__TASK STATEMENT__: Sort through the data and copy the lines holding the word "norme".

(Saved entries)

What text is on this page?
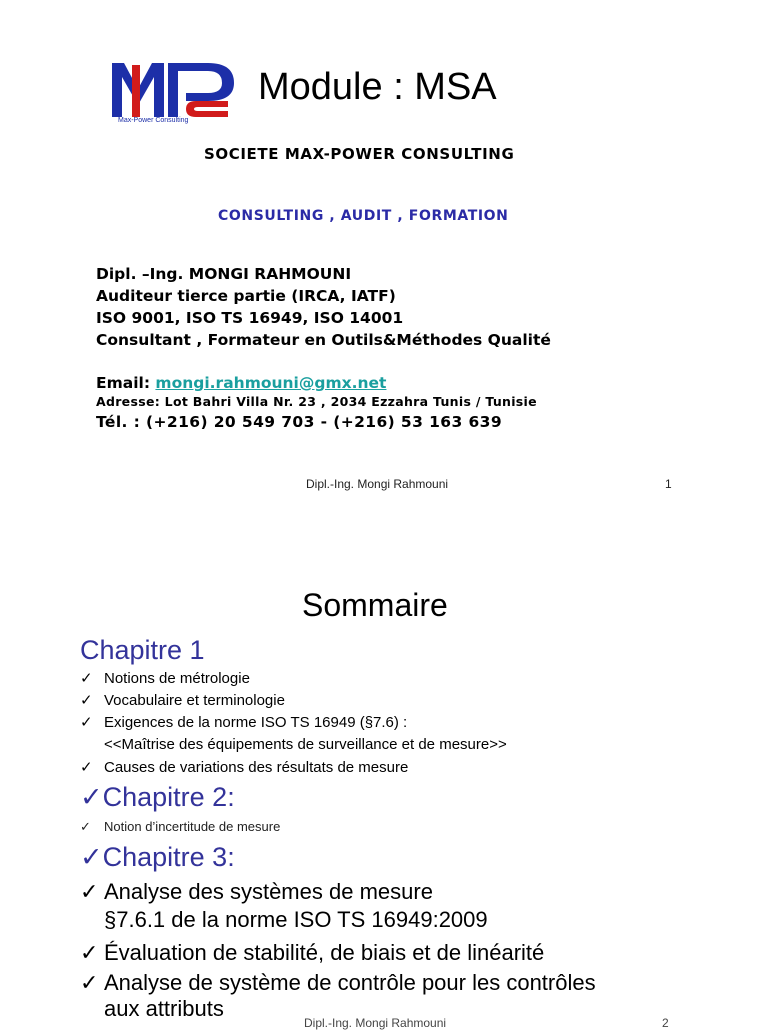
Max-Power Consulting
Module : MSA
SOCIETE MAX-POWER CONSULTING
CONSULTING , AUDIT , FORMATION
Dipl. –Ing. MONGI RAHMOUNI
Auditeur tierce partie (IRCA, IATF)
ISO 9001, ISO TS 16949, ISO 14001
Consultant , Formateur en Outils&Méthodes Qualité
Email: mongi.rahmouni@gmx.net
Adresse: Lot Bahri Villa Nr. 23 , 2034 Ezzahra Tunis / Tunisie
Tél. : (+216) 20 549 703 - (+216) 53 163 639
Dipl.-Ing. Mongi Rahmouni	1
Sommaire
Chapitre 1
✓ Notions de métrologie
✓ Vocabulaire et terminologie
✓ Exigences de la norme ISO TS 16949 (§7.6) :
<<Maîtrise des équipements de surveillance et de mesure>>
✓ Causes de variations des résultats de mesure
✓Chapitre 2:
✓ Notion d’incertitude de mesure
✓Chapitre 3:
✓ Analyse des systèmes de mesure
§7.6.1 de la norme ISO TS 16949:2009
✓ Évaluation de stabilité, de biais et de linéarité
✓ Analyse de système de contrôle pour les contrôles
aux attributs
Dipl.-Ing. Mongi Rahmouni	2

---

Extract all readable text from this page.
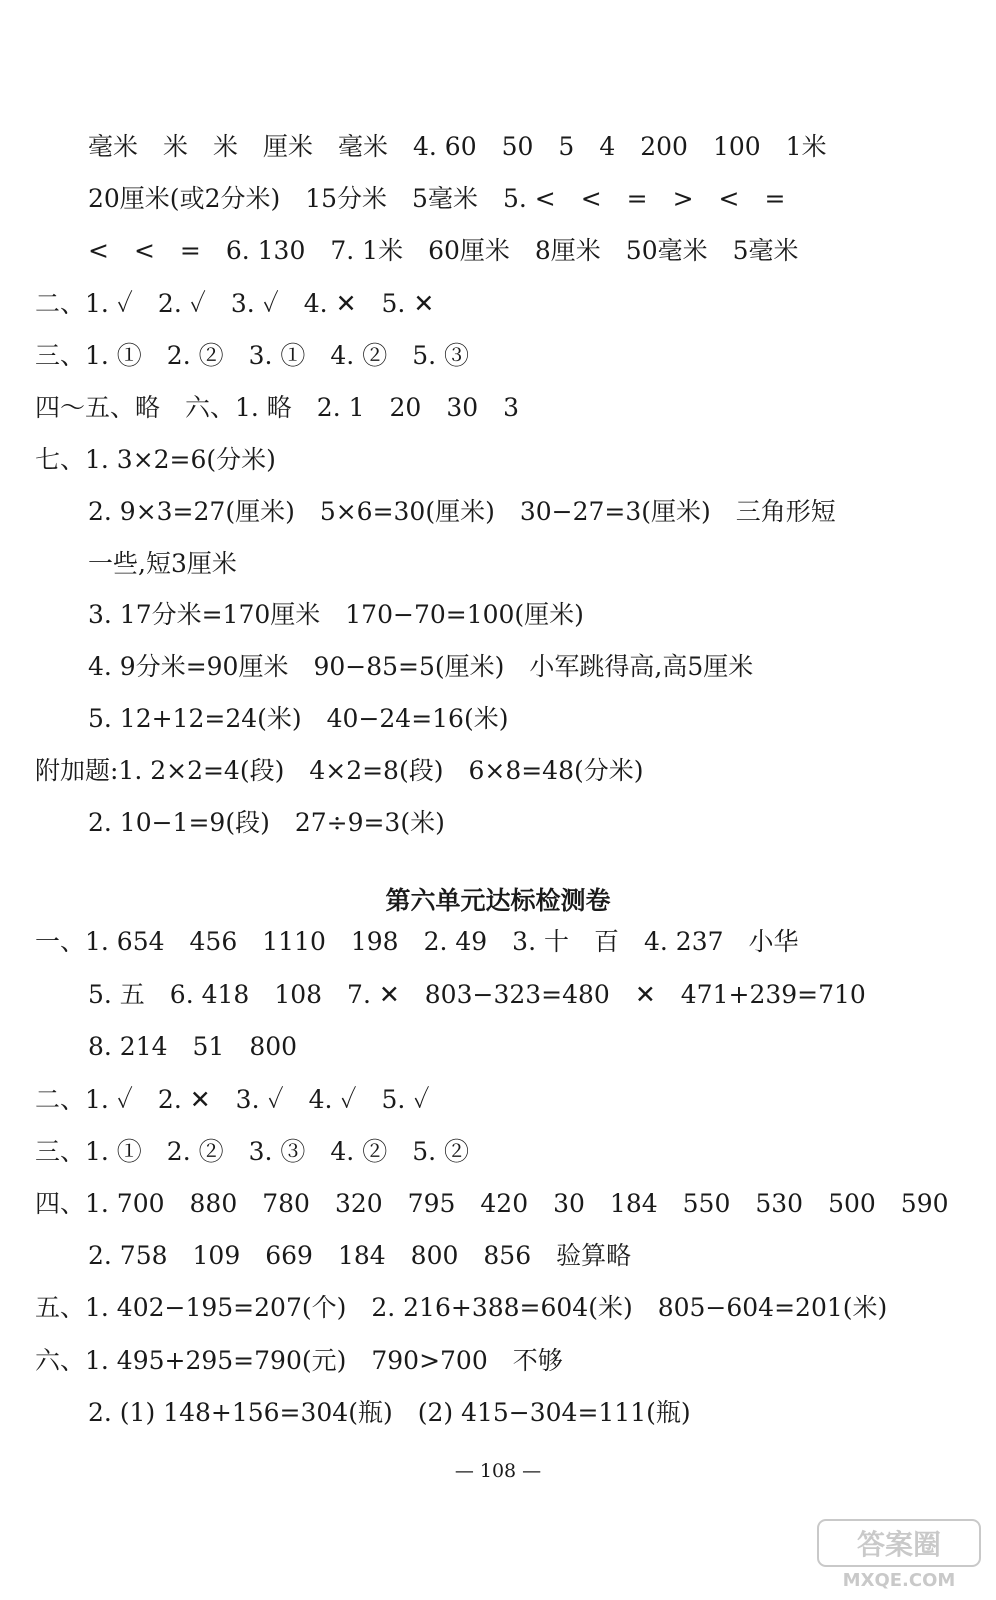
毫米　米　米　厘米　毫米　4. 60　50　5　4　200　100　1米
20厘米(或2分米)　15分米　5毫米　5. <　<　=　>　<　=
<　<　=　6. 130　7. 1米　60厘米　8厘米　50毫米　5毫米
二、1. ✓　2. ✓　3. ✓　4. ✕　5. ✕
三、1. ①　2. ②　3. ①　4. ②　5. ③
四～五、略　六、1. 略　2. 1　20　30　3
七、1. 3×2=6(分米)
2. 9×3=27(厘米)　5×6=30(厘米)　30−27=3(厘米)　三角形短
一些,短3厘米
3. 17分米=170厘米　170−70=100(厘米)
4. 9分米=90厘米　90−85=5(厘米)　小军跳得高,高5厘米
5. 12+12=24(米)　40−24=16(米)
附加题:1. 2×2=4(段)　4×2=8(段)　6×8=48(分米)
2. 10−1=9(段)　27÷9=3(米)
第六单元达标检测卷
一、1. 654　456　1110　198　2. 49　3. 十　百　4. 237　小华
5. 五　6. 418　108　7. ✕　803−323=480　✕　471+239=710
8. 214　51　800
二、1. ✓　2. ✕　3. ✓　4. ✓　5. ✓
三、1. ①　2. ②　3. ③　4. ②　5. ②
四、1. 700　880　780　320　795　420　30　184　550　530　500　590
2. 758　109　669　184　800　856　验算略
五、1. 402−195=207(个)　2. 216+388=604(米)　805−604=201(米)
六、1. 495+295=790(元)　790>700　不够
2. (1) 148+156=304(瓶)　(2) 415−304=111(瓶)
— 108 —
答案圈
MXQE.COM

__FINAL RESULT__:
✓ Exigences de la norme ISO TS 16949 (§7.6) :
§7.6.1 de la norme ISO TS 16949:2009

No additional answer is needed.